(Work to complete): Write the material out again in full, word for word. Do not include the pictures.

(Entries shown):

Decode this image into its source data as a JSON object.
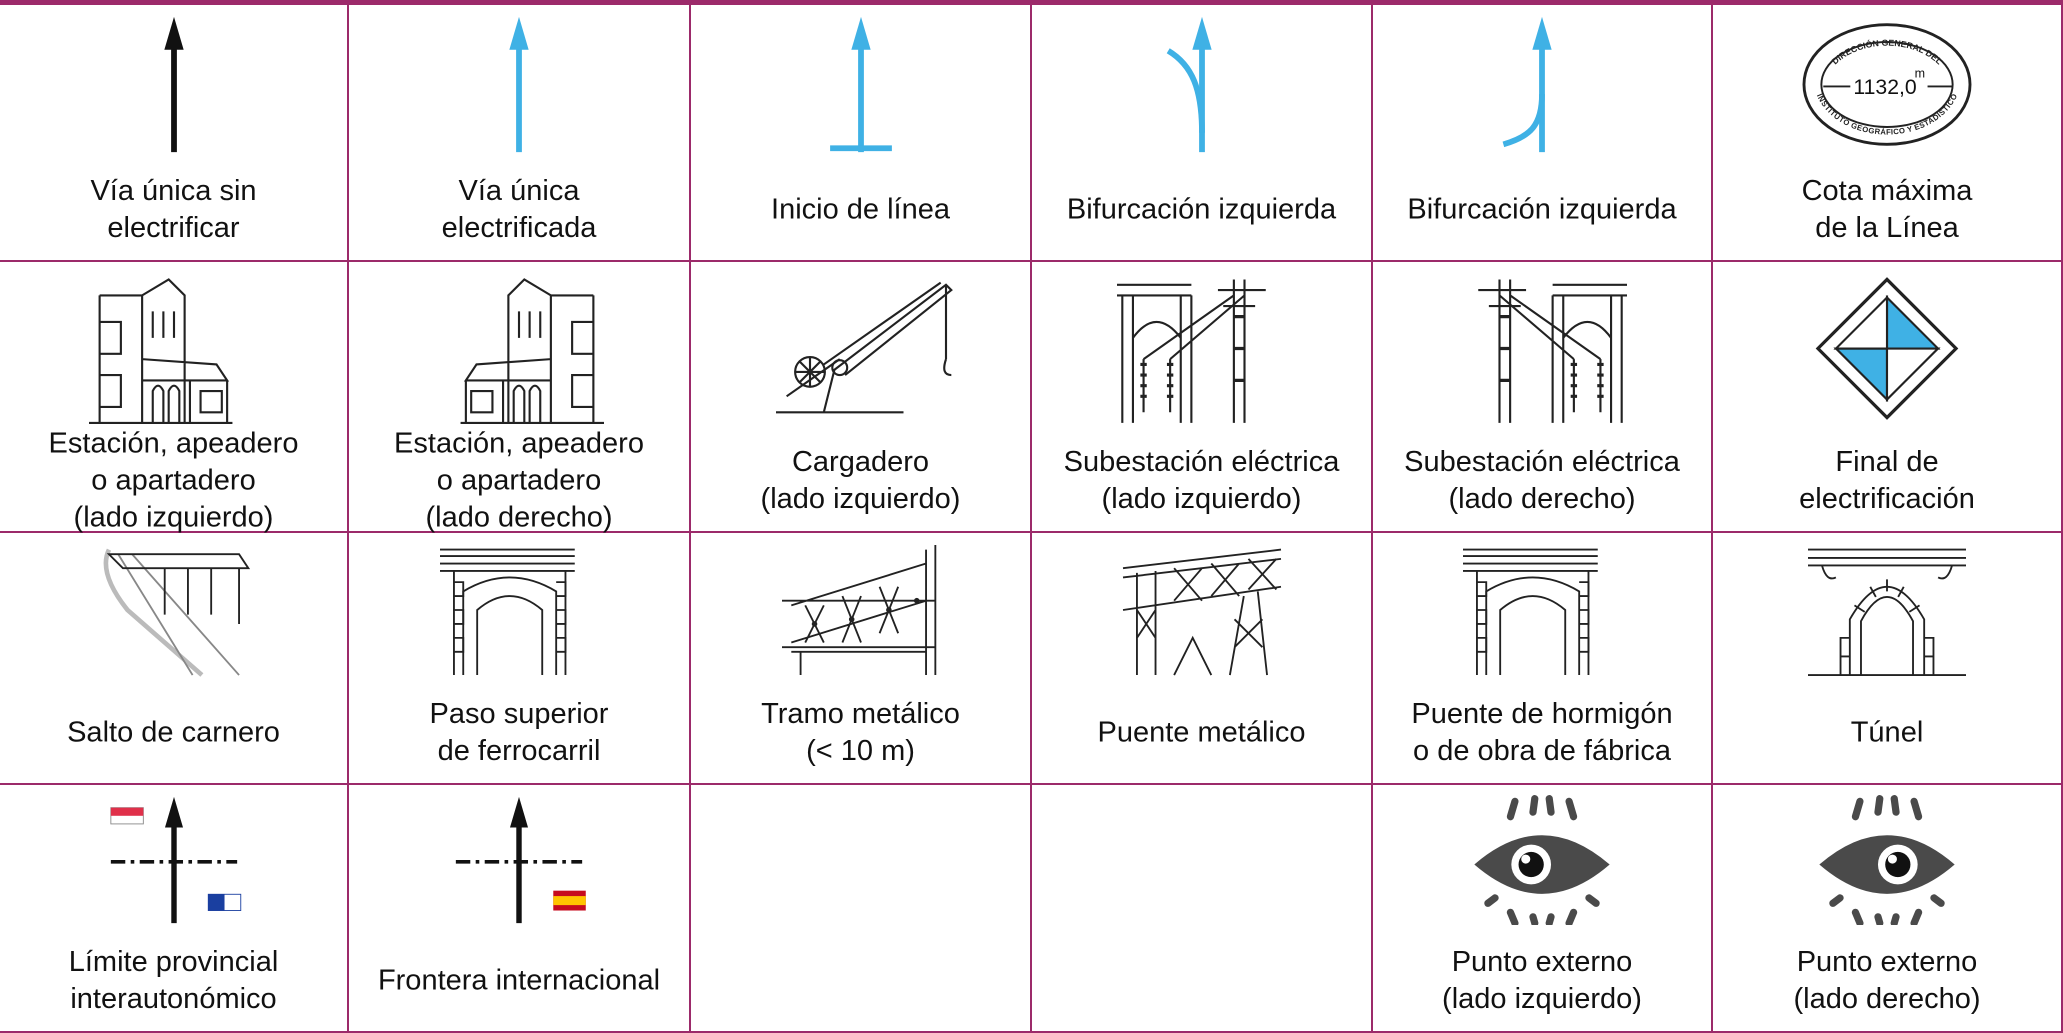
{
  "rows": [
    [
      {
        "label": [
          "Vía única sin",
          "electrificar"
        ]
      },
      {
        "label": [
          "Vía única",
          "electrificada"
        ]
      },
      {
        "label": [
          "Inicio de línea"
        ]
      },
      {
        "label": [
          "Bifurcación izquierda"
        ]
      },
      {
        "label": [
          "Bifurcación izquierda"
        ]
      },
      {
        "label": [
          "Cota máxima",
          "de la Línea"
        ],
        "emblem": {
          "top": "DIRECCIÓN GENERAL DEL",
          "value": "1132,0",
          "unit": "m",
          "bottom": "INSTITUTO GEOGRÁFICO Y ESTADÍSTICO"
        }
      }
    ],
    [
      {
        "label": [
          "Estación, apeadero",
          "o apartadero",
          "(lado izquierdo)"
        ]
      },
      {
        "label": [
          "Estación, apeadero",
          "o apartadero",
          "(lado derecho)"
        ]
      },
      {
        "label": [
          "Cargadero",
          "(lado izquierdo)"
        ]
      },
      {
        "label": [
          "Subestación eléctrica",
          "(lado izquierdo)"
        ]
      },
      {
        "label": [
          "Subestación eléctrica",
          "(lado derecho)"
        ]
      },
      {
        "label": [
          "Final de",
          "electrificación"
        ]
      }
    ],
    [
      {
        "label": [
          "Salto de carnero"
        ]
      },
      {
        "label": [
          "Paso superior",
          "de ferrocarril"
        ]
      },
      {
        "label": [
          "Tramo metálico",
          "(< 10 m)"
        ]
      },
      {
        "label": [
          "Puente metálico"
        ]
      },
      {
        "label": [
          "Puente de hormigón",
          "o de obra de fábrica"
        ]
      },
      {
        "label": [
          "Túnel"
        ]
      }
    ],
    [
      {
        "label": [
          "Límite provincial",
          "interautonómico"
        ]
      },
      {
        "label": [
          "Frontera internacional"
        ]
      },
      null,
      null,
      {
        "label": [
          "Punto externo",
          "(lado izquierdo)"
        ]
      },
      {
        "label": [
          "Punto externo",
          "(lado derecho)"
        ]
      }
    ]
  ]
}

(Written response):
Decode this image into its source data as a JSON object.
{
  "rows": [
    [
      {
        "label": [
          "Vía única sin",
          "electrificar"
        ]
      },
      {
        "label": [
          "Vía única",
          "electrificada"
        ]
      },
      {
        "label": [
          "Inicio de línea"
        ]
      },
      {
        "label": [
          "Bifurcación izquierda"
        ]
      },
      {
        "label": [
          "Bifurcación izquierda"
        ]
      },
      {
        "label": [
          "Cota máxima",
          "de la Línea"
        ],
        "emblem": {
          "top": "DIRECCIÓN GENERAL DEL",
          "value": "1132,0",
          "unit": "m",
          "bottom": "INSTITUTO GEOGRÁFICO Y ESTADÍSTICO"
        }
      }
    ],
    [
      {
        "label": [
          "Estación, apeadero",
          "o apartadero",
          "(lado izquierdo)"
        ]
      },
      {
        "label": [
          "Estación, apeadero",
          "o apartadero",
          "(lado derecho)"
        ]
      },
      {
        "label": [
          "Cargadero",
          "(lado izquierdo)"
        ]
      },
      {
        "label": [
          "Subestación eléctrica",
          "(lado izquierdo)"
        ]
      },
      {
        "label": [
          "Subestación eléctrica",
          "(lado derecho)"
        ]
      },
      {
        "label": [
          "Final de",
          "electrificación"
        ]
      }
    ],
    [
      {
        "label": [
          "Salto de carnero"
        ]
      },
      {
        "label": [
          "Paso superior",
          "de ferrocarril"
        ]
      },
      {
        "label": [
          "Tramo metálico",
          "(< 10 m)"
        ]
      },
      {
        "label": [
          "Puente metálico"
        ]
      },
      {
        "label": [
          "Puente de hormigón",
          "o de obra de fábrica"
        ]
      },
      {
        "label": [
          "Túnel"
        ]
      }
    ],
    [
      {
        "label": [
          "Límite provincial",
          "interautonómico"
        ]
      },
      {
        "label": [
          "Frontera internacional"
        ]
      },
      null,
      null,
      {
        "label": [
          "Punto externo",
          "(lado izquierdo)"
        ]
      },
      {
        "label": [
          "Punto externo",
          "(lado derecho)"
        ]
      }
    ]
  ]
}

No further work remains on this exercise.